▶ **What you are asked to do**: Collect all the lines that mention the word "IndexOptimiser".
====== Task material
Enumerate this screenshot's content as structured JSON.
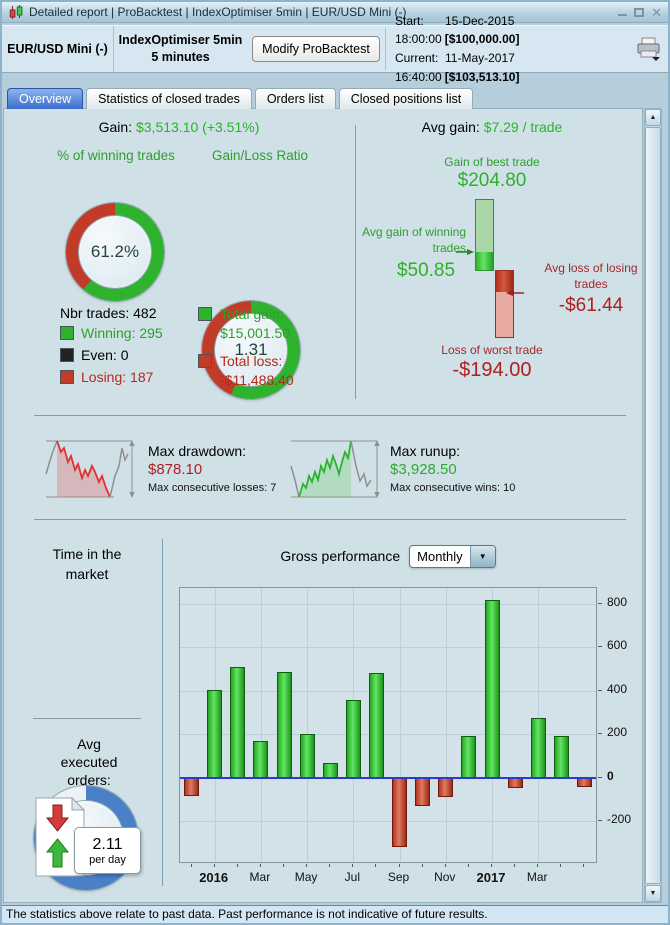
{
  "window": {
    "title": "Detailed report | ProBacktest | IndexOptimiser 5min | EUR/USD Mini (-)"
  },
  "icons": {
    "app_icon": "candlestick-pair",
    "minimize": "—",
    "maximize": "",
    "close": "✕",
    "printer": "printer",
    "dropdown_arrow": "▼",
    "scroll_up": "▲",
    "scroll_down": "▼"
  },
  "header": {
    "instrument": "EUR/USD Mini (-)",
    "strategy": "IndexOptimiser 5min",
    "timeframe": "5 minutes",
    "modify_button": "Modify ProBacktest",
    "start_label": "Start:",
    "start_datetime": "15-Dec-2015 18:00:00",
    "start_amount": "[$100,000.00]",
    "current_label": "Current:",
    "current_datetime": "11-May-2017 16:40:00",
    "current_amount": "[$103,513.10]"
  },
  "tabs": {
    "overview": "Overview",
    "statistics": "Statistics of closed trades",
    "orders": "Orders list",
    "closed_positions": "Closed positions list"
  },
  "overview": {
    "gain": {
      "label": "Gain:",
      "value": "$3,513.10 (+3.51%)"
    },
    "avg_gain": {
      "label": "Avg gain:",
      "value": "$7.29 / trade"
    },
    "winning_gauge": {
      "title": "% of winning trades",
      "value": "61.2%",
      "percent": 61.2,
      "color": "#2eb32e",
      "rest_color": "#c23b28"
    },
    "ratio_gauge": {
      "title": "Gain/Loss Ratio",
      "value": "1.31",
      "percent": 56.7,
      "color": "#2eb32e",
      "rest_color": "#c23b28"
    },
    "nbr_trades": {
      "label": "Nbr trades:",
      "value": "482"
    },
    "legend": [
      {
        "label": "Winning: 295",
        "color": "#2eb32e",
        "text_color": "#2e9e2e"
      },
      {
        "label": "Even: 0",
        "color": "#222222",
        "text_color": "#000000"
      },
      {
        "label": "Losing: 187",
        "color": "#c23b28",
        "text_color": "#b42a1a"
      }
    ],
    "total_gain": {
      "label": "Total gain:",
      "value": "$15,001.50",
      "color": "#2eb32e"
    },
    "total_loss": {
      "label": "Total loss:",
      "value": "-$11,488.40",
      "color": "#c23b28"
    },
    "best_trade": {
      "label": "Gain of best trade",
      "value": "$204.80"
    },
    "avg_win": {
      "label": "Avg gain of winning trades",
      "value": "$50.85"
    },
    "avg_loss": {
      "label": "Avg loss of losing trades",
      "value": "-$61.44"
    },
    "worst_trade": {
      "label": "Loss of worst trade",
      "value": "-$194.00"
    },
    "drawdown": {
      "label": "Max drawdown:",
      "value": "$878.10",
      "sub": "Max consecutive losses: 7"
    },
    "runup": {
      "label": "Max runup:",
      "value": "$3,928.50",
      "sub": "Max consecutive wins: 10"
    },
    "time_gauge": {
      "title": "Time in the market",
      "value": "83.07%",
      "percent": 83.07,
      "color": "#4a80c8",
      "rest_color": "#ecf2f6"
    },
    "avg_orders": {
      "label": "Avg executed orders:",
      "value": "2.11",
      "unit": "per day"
    },
    "gross_performance_label": "Gross performance",
    "period": "Monthly"
  },
  "chart_data": {
    "type": "bar",
    "title": "Gross performance",
    "period_selector": "Monthly",
    "categories": [
      "Dec 2015",
      "Jan 2016",
      "Feb 2016",
      "Mar 2016",
      "Apr 2016",
      "May 2016",
      "Jun 2016",
      "Jul 2016",
      "Aug 2016",
      "Sep 2016",
      "Oct 2016",
      "Nov 2016",
      "Dec 2016",
      "Jan 2017",
      "Feb 2017",
      "Mar 2017",
      "Apr 2017",
      "May 2017"
    ],
    "values": [
      -80,
      405,
      510,
      170,
      485,
      200,
      65,
      355,
      480,
      -315,
      -125,
      -85,
      190,
      820,
      -45,
      275,
      190,
      -40
    ],
    "pos_color": "#33cc33",
    "neg_color": "#cc4433",
    "y_ticks": [
      800,
      600,
      400,
      200,
      0,
      -200
    ],
    "ylim": [
      -390,
      870
    ],
    "x_axis_labels": [
      {
        "index": 1,
        "text": "2016",
        "bold": true
      },
      {
        "index": 3,
        "text": "Mar"
      },
      {
        "index": 5,
        "text": "May"
      },
      {
        "index": 7,
        "text": "Jul"
      },
      {
        "index": 9,
        "text": "Sep"
      },
      {
        "index": 11,
        "text": "Nov"
      },
      {
        "index": 13,
        "text": "2017",
        "bold": true
      },
      {
        "index": 15,
        "text": "Mar"
      }
    ],
    "zero_line_color": "#2a3bd0",
    "grid": true,
    "legend_position": "none"
  },
  "status_bar": "The statistics above relate to past data. Past performance is not indicative of future results."
}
============
▶ **Response for this exercise**:
    "title": "Detailed report | ProBacktest | IndexOptimiser 5min | EUR/USD Mini (-)"
    "strategy": "IndexOptimiser 5min",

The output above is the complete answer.